### TASK REQUIREMENTS
Everything in the listing except the pictures should be written out exactly.

### INPUT MATERIAL

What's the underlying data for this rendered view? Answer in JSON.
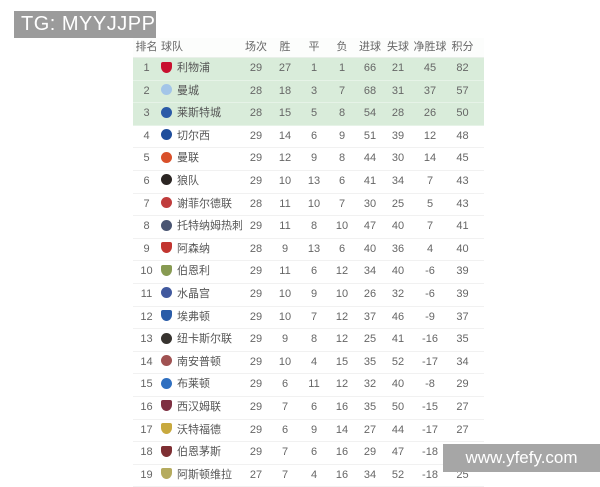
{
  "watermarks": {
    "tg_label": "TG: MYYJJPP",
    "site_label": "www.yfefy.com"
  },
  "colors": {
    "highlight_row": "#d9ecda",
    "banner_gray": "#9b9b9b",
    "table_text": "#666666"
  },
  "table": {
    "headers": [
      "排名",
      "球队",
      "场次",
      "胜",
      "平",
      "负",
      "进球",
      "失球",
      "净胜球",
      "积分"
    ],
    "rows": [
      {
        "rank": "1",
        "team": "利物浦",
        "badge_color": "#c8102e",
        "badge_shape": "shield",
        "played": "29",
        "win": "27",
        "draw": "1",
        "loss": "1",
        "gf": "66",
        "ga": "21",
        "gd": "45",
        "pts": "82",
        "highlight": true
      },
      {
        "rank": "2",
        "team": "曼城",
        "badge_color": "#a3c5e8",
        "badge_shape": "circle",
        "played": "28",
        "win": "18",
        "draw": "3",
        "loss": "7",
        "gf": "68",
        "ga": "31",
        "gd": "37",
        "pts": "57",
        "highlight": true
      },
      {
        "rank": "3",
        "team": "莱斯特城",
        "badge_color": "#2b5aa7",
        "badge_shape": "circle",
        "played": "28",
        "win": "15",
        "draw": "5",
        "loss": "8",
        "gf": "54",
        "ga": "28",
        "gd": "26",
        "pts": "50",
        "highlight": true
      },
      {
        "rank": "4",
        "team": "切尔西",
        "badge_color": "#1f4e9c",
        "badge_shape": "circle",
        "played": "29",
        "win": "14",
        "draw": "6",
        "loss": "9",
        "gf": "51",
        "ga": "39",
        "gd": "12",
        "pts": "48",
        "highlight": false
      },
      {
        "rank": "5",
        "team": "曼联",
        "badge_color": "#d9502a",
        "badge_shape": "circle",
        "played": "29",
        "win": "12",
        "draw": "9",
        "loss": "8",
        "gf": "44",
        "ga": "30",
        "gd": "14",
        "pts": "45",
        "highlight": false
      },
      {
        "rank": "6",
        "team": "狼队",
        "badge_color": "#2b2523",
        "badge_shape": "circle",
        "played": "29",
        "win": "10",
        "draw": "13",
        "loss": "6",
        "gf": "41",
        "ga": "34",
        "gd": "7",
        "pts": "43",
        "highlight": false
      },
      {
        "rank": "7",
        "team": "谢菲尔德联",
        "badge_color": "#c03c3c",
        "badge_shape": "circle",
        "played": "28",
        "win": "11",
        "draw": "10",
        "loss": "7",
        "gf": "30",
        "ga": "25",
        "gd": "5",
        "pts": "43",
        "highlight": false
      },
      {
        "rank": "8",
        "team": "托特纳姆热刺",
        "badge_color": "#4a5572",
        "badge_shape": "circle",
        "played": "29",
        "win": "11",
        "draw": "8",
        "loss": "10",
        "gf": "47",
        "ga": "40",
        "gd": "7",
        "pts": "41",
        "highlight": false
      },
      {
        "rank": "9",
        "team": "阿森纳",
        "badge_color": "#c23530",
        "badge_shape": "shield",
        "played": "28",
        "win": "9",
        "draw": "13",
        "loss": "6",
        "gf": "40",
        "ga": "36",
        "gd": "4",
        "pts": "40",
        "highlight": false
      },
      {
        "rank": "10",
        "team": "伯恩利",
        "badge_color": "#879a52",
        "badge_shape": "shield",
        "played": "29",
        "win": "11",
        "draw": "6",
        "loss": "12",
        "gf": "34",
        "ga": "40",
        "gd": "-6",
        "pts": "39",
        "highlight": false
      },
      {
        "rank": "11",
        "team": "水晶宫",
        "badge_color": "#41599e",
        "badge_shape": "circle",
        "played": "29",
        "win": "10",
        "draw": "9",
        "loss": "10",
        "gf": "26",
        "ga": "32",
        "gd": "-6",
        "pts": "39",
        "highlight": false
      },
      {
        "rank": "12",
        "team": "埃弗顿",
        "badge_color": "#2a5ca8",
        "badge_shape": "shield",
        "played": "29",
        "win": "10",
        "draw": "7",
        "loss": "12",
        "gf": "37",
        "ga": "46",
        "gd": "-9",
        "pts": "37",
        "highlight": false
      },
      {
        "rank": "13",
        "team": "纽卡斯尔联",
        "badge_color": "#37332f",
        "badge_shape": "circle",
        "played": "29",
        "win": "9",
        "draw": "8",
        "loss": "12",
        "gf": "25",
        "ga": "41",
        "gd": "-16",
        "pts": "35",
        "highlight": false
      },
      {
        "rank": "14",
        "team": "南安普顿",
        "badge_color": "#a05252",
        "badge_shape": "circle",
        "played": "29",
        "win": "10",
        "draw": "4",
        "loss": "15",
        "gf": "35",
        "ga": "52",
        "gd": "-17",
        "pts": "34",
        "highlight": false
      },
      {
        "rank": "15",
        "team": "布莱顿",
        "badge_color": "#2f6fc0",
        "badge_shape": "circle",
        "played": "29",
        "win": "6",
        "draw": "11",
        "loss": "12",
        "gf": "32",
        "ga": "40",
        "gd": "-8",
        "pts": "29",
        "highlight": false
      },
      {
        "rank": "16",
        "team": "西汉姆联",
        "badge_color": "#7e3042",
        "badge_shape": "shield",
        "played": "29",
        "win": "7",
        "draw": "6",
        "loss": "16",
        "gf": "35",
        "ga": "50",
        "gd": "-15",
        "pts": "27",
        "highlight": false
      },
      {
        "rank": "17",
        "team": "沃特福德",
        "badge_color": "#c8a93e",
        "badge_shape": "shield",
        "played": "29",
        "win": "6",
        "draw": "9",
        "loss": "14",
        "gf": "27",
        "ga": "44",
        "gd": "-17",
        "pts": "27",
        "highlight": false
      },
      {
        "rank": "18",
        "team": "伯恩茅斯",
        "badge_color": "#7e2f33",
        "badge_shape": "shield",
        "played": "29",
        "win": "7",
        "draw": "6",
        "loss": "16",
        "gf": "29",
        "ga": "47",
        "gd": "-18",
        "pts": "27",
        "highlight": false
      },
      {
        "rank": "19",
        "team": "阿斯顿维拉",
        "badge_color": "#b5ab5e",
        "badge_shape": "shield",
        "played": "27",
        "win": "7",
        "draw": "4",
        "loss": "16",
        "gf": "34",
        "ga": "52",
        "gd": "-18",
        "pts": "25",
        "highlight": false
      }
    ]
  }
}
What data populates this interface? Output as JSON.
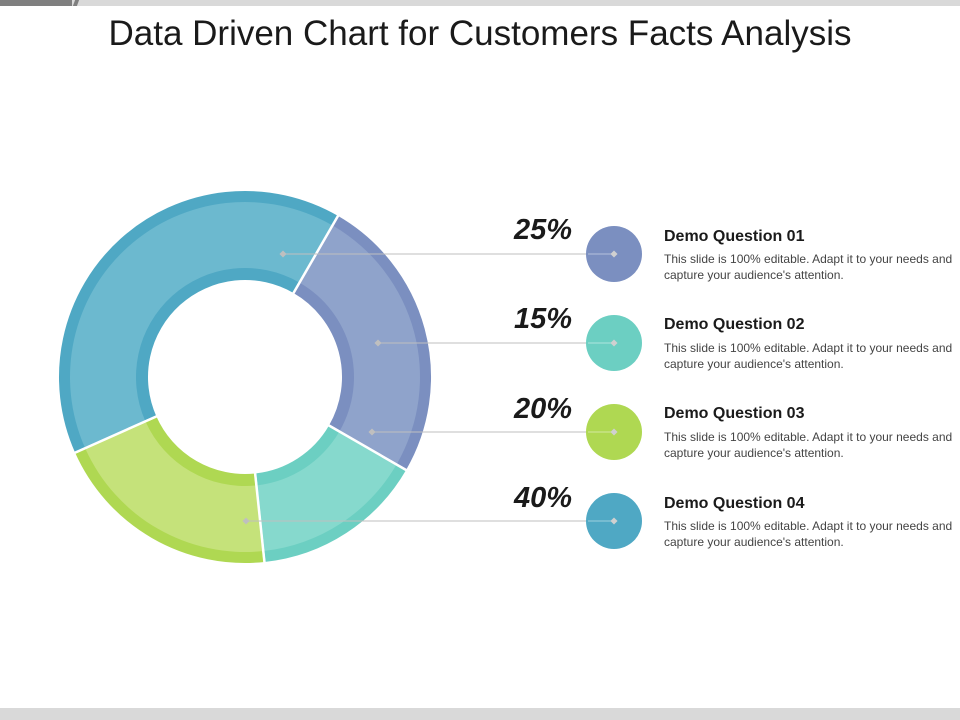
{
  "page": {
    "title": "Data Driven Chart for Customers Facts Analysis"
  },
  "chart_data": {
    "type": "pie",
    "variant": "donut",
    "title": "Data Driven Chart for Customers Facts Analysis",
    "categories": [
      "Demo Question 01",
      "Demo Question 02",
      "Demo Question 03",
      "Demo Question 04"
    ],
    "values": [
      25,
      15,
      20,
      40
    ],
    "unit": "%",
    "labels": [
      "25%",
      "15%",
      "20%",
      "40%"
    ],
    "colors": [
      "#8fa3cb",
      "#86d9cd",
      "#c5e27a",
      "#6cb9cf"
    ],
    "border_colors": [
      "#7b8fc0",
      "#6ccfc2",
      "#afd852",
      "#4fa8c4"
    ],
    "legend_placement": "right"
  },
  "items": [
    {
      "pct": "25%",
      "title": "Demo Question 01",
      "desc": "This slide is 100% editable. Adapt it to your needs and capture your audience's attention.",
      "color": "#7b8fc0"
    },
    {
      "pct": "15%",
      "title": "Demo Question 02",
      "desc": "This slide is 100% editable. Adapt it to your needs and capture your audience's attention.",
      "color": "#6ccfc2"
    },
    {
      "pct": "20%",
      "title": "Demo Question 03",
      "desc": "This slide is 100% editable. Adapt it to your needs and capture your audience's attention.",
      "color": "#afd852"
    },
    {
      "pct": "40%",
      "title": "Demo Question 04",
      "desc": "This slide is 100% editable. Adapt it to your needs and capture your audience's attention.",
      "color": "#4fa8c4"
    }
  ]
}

### RESPONSE TO THE TASK
What's the underlying data for this rendered view? Answer in JSON.
{
  "watermarks": {
    "tg_label": "TG: MYYJJPP",
    "site_label": "www.yfefy.com"
  },
  "colors": {
    "highlight_row": "#d9ecda",
    "banner_gray": "#9b9b9b",
    "table_text": "#666666"
  },
  "table": {
    "headers": [
      "排名",
      "球队",
      "场次",
      "胜",
      "平",
      "负",
      "进球",
      "失球",
      "净胜球",
      "积分"
    ],
    "rows": [
      {
        "rank": "1",
        "team": "利物浦",
        "badge_color": "#c8102e",
        "badge_shape": "shield",
        "played": "29",
        "win": "27",
        "draw": "1",
        "loss": "1",
        "gf": "66",
        "ga": "21",
        "gd": "45",
        "pts": "82",
        "highlight": true
      },
      {
        "rank": "2",
        "team": "曼城",
        "badge_color": "#a3c5e8",
        "badge_shape": "circle",
        "played": "28",
        "win": "18",
        "draw": "3",
        "loss": "7",
        "gf": "68",
        "ga": "31",
        "gd": "37",
        "pts": "57",
        "highlight": true
      },
      {
        "rank": "3",
        "team": "莱斯特城",
        "badge_color": "#2b5aa7",
        "badge_shape": "circle",
        "played": "28",
        "win": "15",
        "draw": "5",
        "loss": "8",
        "gf": "54",
        "ga": "28",
        "gd": "26",
        "pts": "50",
        "highlight": true
      },
      {
        "rank": "4",
        "team": "切尔西",
        "badge_color": "#1f4e9c",
        "badge_shape": "circle",
        "played": "29",
        "win": "14",
        "draw": "6",
        "loss": "9",
        "gf": "51",
        "ga": "39",
        "gd": "12",
        "pts": "48",
        "highlight": false
      },
      {
        "rank": "5",
        "team": "曼联",
        "badge_color": "#d9502a",
        "badge_shape": "circle",
        "played": "29",
        "win": "12",
        "draw": "9",
        "loss": "8",
        "gf": "44",
        "ga": "30",
        "gd": "14",
        "pts": "45",
        "highlight": false
      },
      {
        "rank": "6",
        "team": "狼队",
        "badge_color": "#2b2523",
        "badge_shape": "circle",
        "played": "29",
        "win": "10",
        "draw": "13",
        "loss": "6",
        "gf": "41",
        "ga": "34",
        "gd": "7",
        "pts": "43",
        "highlight": false
      },
      {
        "rank": "7",
        "team": "谢菲尔德联",
        "badge_color": "#c03c3c",
        "badge_shape": "circle",
        "played": "28",
        "win": "11",
        "draw": "10",
        "loss": "7",
        "gf": "30",
        "ga": "25",
        "gd": "5",
        "pts": "43",
        "highlight": false
      },
      {
        "rank": "8",
        "team": "托特纳姆热刺",
        "badge_color": "#4a5572",
        "badge_shape": "circle",
        "played": "29",
        "win": "11",
        "draw": "8",
        "loss": "10",
        "gf": "47",
        "ga": "40",
        "gd": "7",
        "pts": "41",
        "highlight": false
      },
      {
        "rank": "9",
        "team": "阿森纳",
        "badge_color": "#c23530",
        "badge_shape": "shield",
        "played": "28",
        "win": "9",
        "draw": "13",
        "loss": "6",
        "gf": "40",
        "ga": "36",
        "gd": "4",
        "pts": "40",
        "highlight": false
      },
      {
        "rank": "10",
        "team": "伯恩利",
        "badge_color": "#879a52",
        "badge_shape": "shield",
        "played": "29",
        "win": "11",
        "draw": "6",
        "loss": "12",
        "gf": "34",
        "ga": "40",
        "gd": "-6",
        "pts": "39",
        "highlight": false
      },
      {
        "rank": "11",
        "team": "水晶宫",
        "badge_color": "#41599e",
        "badge_shape": "circle",
        "played": "29",
        "win": "10",
        "draw": "9",
        "loss": "10",
        "gf": "26",
        "ga": "32",
        "gd": "-6",
        "pts": "39",
        "highlight": false
      },
      {
        "rank": "12",
        "team": "埃弗顿",
        "badge_color": "#2a5ca8",
        "badge_shape": "shield",
        "played": "29",
        "win": "10",
        "draw": "7",
        "loss": "12",
        "gf": "37",
        "ga": "46",
        "gd": "-9",
        "pts": "37",
        "highlight": false
      },
      {
        "rank": "13",
        "team": "纽卡斯尔联",
        "badge_color": "#37332f",
        "badge_shape": "circle",
        "played": "29",
        "win": "9",
        "draw": "8",
        "loss": "12",
        "gf": "25",
        "ga": "41",
        "gd": "-16",
        "pts": "35",
        "highlight": false
      },
      {
        "rank": "14",
        "team": "南安普顿",
        "badge_color": "#a05252",
        "badge_shape": "circle",
        "played": "29",
        "win": "10",
        "draw": "4",
        "loss": "15",
        "gf": "35",
        "ga": "52",
        "gd": "-17",
        "pts": "34",
        "highlight": false
      },
      {
        "rank": "15",
        "team": "布莱顿",
        "badge_color": "#2f6fc0",
        "badge_shape": "circle",
        "played": "29",
        "win": "6",
        "draw": "11",
        "loss": "12",
        "gf": "32",
        "ga": "40",
        "gd": "-8",
        "pts": "29",
        "highlight": false
      },
      {
        "rank": "16",
        "team": "西汉姆联",
        "badge_color": "#7e3042",
        "badge_shape": "shield",
        "played": "29",
        "win": "7",
        "draw": "6",
        "loss": "16",
        "gf": "35",
        "ga": "50",
        "gd": "-15",
        "pts": "27",
        "highlight": false
      },
      {
        "rank": "17",
        "team": "沃特福德",
        "badge_color": "#c8a93e",
        "badge_shape": "shield",
        "played": "29",
        "win": "6",
        "draw": "9",
        "loss": "14",
        "gf": "27",
        "ga": "44",
        "gd": "-17",
        "pts": "27",
        "highlight": false
      },
      {
        "rank": "18",
        "team": "伯恩茅斯",
        "badge_color": "#7e2f33",
        "badge_shape": "shield",
        "played": "29",
        "win": "7",
        "draw": "6",
        "loss": "16",
        "gf": "29",
        "ga": "47",
        "gd": "-18",
        "pts": "27",
        "highlight": false
      },
      {
        "rank": "19",
        "team": "阿斯顿维拉",
        "badge_color": "#b5ab5e",
        "badge_shape": "shield",
        "played": "27",
        "win": "7",
        "draw": "4",
        "loss": "16",
        "gf": "34",
        "ga": "52",
        "gd": "-18",
        "pts": "25",
        "highlight": false
      }
    ]
  }
}
What data populates this interface? Output as JSON.
{
  "page": {
    "title": "Data Driven Chart for Customers Facts Analysis"
  },
  "chart_data": {
    "type": "pie",
    "variant": "donut",
    "title": "Data Driven Chart for Customers Facts Analysis",
    "categories": [
      "Demo Question 01",
      "Demo Question 02",
      "Demo Question 03",
      "Demo Question 04"
    ],
    "values": [
      25,
      15,
      20,
      40
    ],
    "unit": "%",
    "labels": [
      "25%",
      "15%",
      "20%",
      "40%"
    ],
    "colors": [
      "#8fa3cb",
      "#86d9cd",
      "#c5e27a",
      "#6cb9cf"
    ],
    "border_colors": [
      "#7b8fc0",
      "#6ccfc2",
      "#afd852",
      "#4fa8c4"
    ],
    "legend_placement": "right"
  },
  "items": [
    {
      "pct": "25%",
      "title": "Demo Question 01",
      "desc": "This slide is 100% editable. Adapt it to your needs and capture your audience's attention.",
      "color": "#7b8fc0"
    },
    {
      "pct": "15%",
      "title": "Demo Question 02",
      "desc": "This slide is 100% editable. Adapt it to your needs and capture your audience's attention.",
      "color": "#6ccfc2"
    },
    {
      "pct": "20%",
      "title": "Demo Question 03",
      "desc": "This slide is 100% editable. Adapt it to your needs and capture your audience's attention.",
      "color": "#afd852"
    },
    {
      "pct": "40%",
      "title": "Demo Question 04",
      "desc": "This slide is 100% editable. Adapt it to your needs and capture your audience's attention.",
      "color": "#4fa8c4"
    }
  ]
}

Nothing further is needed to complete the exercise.